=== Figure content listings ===
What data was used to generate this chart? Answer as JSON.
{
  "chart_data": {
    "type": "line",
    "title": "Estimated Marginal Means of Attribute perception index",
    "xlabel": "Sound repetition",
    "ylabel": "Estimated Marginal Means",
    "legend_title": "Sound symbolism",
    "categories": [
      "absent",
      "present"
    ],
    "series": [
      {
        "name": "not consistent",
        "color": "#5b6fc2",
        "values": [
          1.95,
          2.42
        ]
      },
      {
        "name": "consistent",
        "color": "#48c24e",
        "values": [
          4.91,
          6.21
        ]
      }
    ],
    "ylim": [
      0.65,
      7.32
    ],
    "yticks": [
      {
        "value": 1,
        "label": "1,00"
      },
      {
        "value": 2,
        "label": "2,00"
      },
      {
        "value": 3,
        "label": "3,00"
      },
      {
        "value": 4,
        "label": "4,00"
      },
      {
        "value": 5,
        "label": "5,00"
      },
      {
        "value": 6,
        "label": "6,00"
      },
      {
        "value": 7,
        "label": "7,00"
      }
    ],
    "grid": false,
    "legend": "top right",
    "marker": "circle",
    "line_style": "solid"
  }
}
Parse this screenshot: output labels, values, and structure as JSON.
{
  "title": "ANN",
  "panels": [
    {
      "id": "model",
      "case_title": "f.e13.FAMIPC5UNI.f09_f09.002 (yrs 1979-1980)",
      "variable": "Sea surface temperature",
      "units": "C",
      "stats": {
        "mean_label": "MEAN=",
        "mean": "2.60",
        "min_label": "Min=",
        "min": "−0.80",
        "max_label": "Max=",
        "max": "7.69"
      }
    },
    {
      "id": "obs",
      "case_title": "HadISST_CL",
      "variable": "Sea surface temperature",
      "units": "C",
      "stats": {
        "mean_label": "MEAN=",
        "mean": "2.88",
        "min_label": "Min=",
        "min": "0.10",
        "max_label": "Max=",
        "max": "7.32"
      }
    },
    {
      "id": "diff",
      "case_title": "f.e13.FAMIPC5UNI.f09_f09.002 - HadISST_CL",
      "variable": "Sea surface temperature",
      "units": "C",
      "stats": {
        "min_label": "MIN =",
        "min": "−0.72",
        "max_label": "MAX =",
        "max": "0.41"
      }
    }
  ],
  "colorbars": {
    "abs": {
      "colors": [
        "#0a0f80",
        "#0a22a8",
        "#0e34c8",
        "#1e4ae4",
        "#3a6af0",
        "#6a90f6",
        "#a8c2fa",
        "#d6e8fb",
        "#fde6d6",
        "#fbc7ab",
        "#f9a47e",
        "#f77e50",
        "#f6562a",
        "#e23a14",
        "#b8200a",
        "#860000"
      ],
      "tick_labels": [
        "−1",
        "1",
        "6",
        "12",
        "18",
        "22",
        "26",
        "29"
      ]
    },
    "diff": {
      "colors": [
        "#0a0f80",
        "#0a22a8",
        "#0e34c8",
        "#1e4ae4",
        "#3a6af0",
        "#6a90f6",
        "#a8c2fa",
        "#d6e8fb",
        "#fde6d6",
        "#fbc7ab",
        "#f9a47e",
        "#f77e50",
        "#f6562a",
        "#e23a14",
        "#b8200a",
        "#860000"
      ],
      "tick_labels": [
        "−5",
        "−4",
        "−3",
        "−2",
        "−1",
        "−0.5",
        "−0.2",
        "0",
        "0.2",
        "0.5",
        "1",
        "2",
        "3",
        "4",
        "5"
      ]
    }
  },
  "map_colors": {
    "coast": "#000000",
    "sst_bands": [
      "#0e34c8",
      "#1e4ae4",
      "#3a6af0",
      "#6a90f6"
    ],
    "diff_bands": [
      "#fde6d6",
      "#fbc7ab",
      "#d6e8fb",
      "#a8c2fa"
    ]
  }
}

=== GOAL ===
Transcribe all of the lines in the records precisely.

=== EXERCISE OUTPUT ===
What data was used to generate this chart? Answer as JSON.
{
  "chart_data": {
    "type": "line",
    "title": "Estimated Marginal Means of Attribute perception index",
    "xlabel": "Sound repetition",
    "ylabel": "Estimated Marginal Means",
    "legend_title": "Sound symbolism",
    "categories": [
      "absent",
      "present"
    ],
    "series": [
      {
        "name": "not consistent",
        "color": "#5b6fc2",
        "values": [
          1.95,
          2.42
        ]
      },
      {
        "name": "consistent",
        "color": "#48c24e",
        "values": [
          4.91,
          6.21
        ]
      }
    ],
    "ylim": [
      0.65,
      7.32
    ],
    "yticks": [
      {
        "value": 1,
        "label": "1,00"
      },
      {
        "value": 2,
        "label": "2,00"
      },
      {
        "value": 3,
        "label": "3,00"
      },
      {
        "value": 4,
        "label": "4,00"
      },
      {
        "value": 5,
        "label": "5,00"
      },
      {
        "value": 6,
        "label": "6,00"
      },
      {
        "value": 7,
        "label": "7,00"
      }
    ],
    "grid": false,
    "legend": "top right",
    "marker": "circle",
    "line_style": "solid"
  }
}
Parse this screenshot: output labels, values, and structure as JSON.
{
  "title": "ANN",
  "panels": [
    {
      "id": "model",
      "case_title": "f.e13.FAMIPC5UNI.f09_f09.002 (yrs 1979-1980)",
      "variable": "Sea surface temperature",
      "units": "C",
      "stats": {
        "mean_label": "MEAN=",
        "mean": "2.60",
        "min_label": "Min=",
        "min": "−0.80",
        "max_label": "Max=",
        "max": "7.69"
      }
    },
    {
      "id": "obs",
      "case_title": "HadISST_CL",
      "variable": "Sea surface temperature",
      "units": "C",
      "stats": {
        "mean_label": "MEAN=",
        "mean": "2.88",
        "min_label": "Min=",
        "min": "0.10",
        "max_label": "Max=",
        "max": "7.32"
      }
    },
    {
      "id": "diff",
      "case_title": "f.e13.FAMIPC5UNI.f09_f09.002 - HadISST_CL",
      "variable": "Sea surface temperature",
      "units": "C",
      "stats": {
        "min_label": "MIN =",
        "min": "−0.72",
        "max_label": "MAX =",
        "max": "0.41"
      }
    }
  ],
  "colorbars": {
    "abs": {
      "colors": [
        "#0a0f80",
        "#0a22a8",
        "#0e34c8",
        "#1e4ae4",
        "#3a6af0",
        "#6a90f6",
        "#a8c2fa",
        "#d6e8fb",
        "#fde6d6",
        "#fbc7ab",
        "#f9a47e",
        "#f77e50",
        "#f6562a",
        "#e23a14",
        "#b8200a",
        "#860000"
      ],
      "tick_labels": [
        "−1",
        "1",
        "6",
        "12",
        "18",
        "22",
        "26",
        "29"
      ]
    },
    "diff": {
      "colors": [
        "#0a0f80",
        "#0a22a8",
        "#0e34c8",
        "#1e4ae4",
        "#3a6af0",
        "#6a90f6",
        "#a8c2fa",
        "#d6e8fb",
        "#fde6d6",
        "#fbc7ab",
        "#f9a47e",
        "#f77e50",
        "#f6562a",
        "#e23a14",
        "#b8200a",
        "#860000"
      ],
      "tick_labels": [
        "−5",
        "−4",
        "−3",
        "−2",
        "−1",
        "−0.5",
        "−0.2",
        "0",
        "0.2",
        "0.5",
        "1",
        "2",
        "3",
        "4",
        "5"
      ]
    }
  },
  "map_colors": {
    "coast": "#000000",
    "sst_bands": [
      "#0e34c8",
      "#1e4ae4",
      "#3a6af0",
      "#6a90f6"
    ],
    "diff_bands": [
      "#fde6d6",
      "#fbc7ab",
      "#d6e8fb",
      "#a8c2fa"
    ]
  }
}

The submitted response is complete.